**Input records:**

- - - -

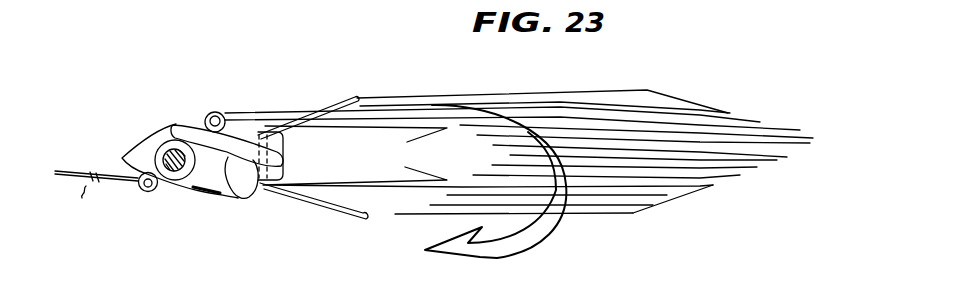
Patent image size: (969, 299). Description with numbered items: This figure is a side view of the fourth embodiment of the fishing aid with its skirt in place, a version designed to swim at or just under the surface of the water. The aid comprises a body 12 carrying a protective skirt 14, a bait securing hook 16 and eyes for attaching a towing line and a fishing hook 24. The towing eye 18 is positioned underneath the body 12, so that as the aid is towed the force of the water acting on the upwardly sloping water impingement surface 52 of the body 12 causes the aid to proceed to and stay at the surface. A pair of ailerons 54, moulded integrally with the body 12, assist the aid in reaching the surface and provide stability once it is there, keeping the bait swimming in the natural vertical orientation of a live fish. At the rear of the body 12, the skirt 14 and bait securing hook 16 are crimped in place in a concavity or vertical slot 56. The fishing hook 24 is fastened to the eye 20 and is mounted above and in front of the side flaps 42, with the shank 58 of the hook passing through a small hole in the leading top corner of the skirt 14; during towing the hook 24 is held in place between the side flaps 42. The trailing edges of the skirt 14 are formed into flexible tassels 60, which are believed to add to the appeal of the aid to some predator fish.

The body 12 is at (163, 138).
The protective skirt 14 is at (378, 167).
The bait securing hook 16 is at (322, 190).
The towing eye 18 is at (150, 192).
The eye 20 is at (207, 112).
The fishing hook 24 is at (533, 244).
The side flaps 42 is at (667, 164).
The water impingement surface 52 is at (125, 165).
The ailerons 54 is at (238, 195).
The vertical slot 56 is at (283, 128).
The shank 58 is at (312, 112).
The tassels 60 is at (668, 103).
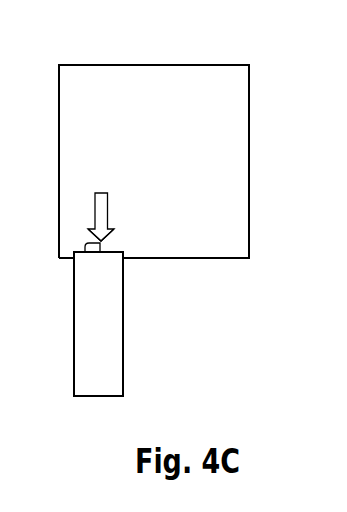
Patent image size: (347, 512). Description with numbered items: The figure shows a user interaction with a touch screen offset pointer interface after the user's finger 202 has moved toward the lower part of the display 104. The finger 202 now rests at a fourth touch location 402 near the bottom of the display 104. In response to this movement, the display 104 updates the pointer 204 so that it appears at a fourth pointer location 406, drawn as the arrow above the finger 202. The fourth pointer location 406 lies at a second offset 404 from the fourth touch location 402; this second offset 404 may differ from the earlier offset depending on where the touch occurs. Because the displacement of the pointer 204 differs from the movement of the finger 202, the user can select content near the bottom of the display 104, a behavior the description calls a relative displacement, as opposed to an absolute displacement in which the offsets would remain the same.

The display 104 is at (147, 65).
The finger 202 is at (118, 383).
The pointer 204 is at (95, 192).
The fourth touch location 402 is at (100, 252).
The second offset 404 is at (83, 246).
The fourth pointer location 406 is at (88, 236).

- - - -

**Goal:**
Can you rewrite the rows above with "fishing aid" changed to "fishing lure" and nothing else altered, leaving out the pictures?

**Task solution:**
Patent image size: (969, 299). Description with numbered items: This figure is a side view of the fourth embodiment of the fishing lure with its skirt in place, a version designed to swim at or just under the surface of the water. The aid comprises a body 12 carrying a protective skirt 14, a bait securing hook 16 and eyes for attaching a towing line and a fishing hook 24. The towing eye 18 is positioned underneath the body 12, so that as the aid is towed the force of the water acting on the upwardly sloping water impingement surface 52 of the body 12 causes the aid to proceed to and stay at the surface. A pair of ailerons 54, moulded integrally with the body 12, assist the aid in reaching the surface and provide stability once it is there, keeping the bait swimming in the natural vertical orientation of a live fish. At the rear of the body 12, the skirt 14 and bait securing hook 16 are crimped in place in a concavity or vertical slot 56. The fishing hook 24 is fastened to the eye 20 and is mounted above and in front of the side flaps 42, with the shank 58 of the hook passing through a small hole in the leading top corner of the skirt 14; during towing the hook 24 is held in place between the side flaps 42. The trailing edges of the skirt 14 are formed into flexible tassels 60, which are believed to add to the appeal of the aid to some predator fish.

The body 12 is at (163, 138).
The protective skirt 14 is at (378, 167).
The bait securing hook 16 is at (322, 190).
The towing eye 18 is at (150, 192).
The eye 20 is at (207, 112).
The fishing hook 24 is at (533, 244).
The side flaps 42 is at (667, 164).
The water impingement surface 52 is at (125, 165).
The ailerons 54 is at (238, 195).
The vertical slot 56 is at (283, 128).
The shank 58 is at (312, 112).
The tassels 60 is at (668, 103).
Patent image size: (347, 512). Description with numbered items: The figure shows a user interaction with a touch screen offset pointer interface after the user's finger 202 has moved toward the lower part of the display 104. The finger 202 now rests at a fourth touch location 402 near the bottom of the display 104. In response to this movement, the display 104 updates the pointer 204 so that it appears at a fourth pointer location 406, drawn as the arrow above the finger 202. The fourth pointer location 406 lies at a second offset 404 from the fourth touch location 402; this second offset 404 may differ from the earlier offset depending on where the touch occurs. Because the displacement of the pointer 204 differs from the movement of the finger 202, the user can select content near the bottom of the display 104, a behavior the description calls a relative displacement, as opposed to an absolute displacement in which the offsets would remain the same.

The display 104 is at (147, 65).
The finger 202 is at (118, 383).
The pointer 204 is at (95, 192).
The fourth touch location 402 is at (100, 252).
The second offset 404 is at (83, 246).
The fourth pointer location 406 is at (88, 236).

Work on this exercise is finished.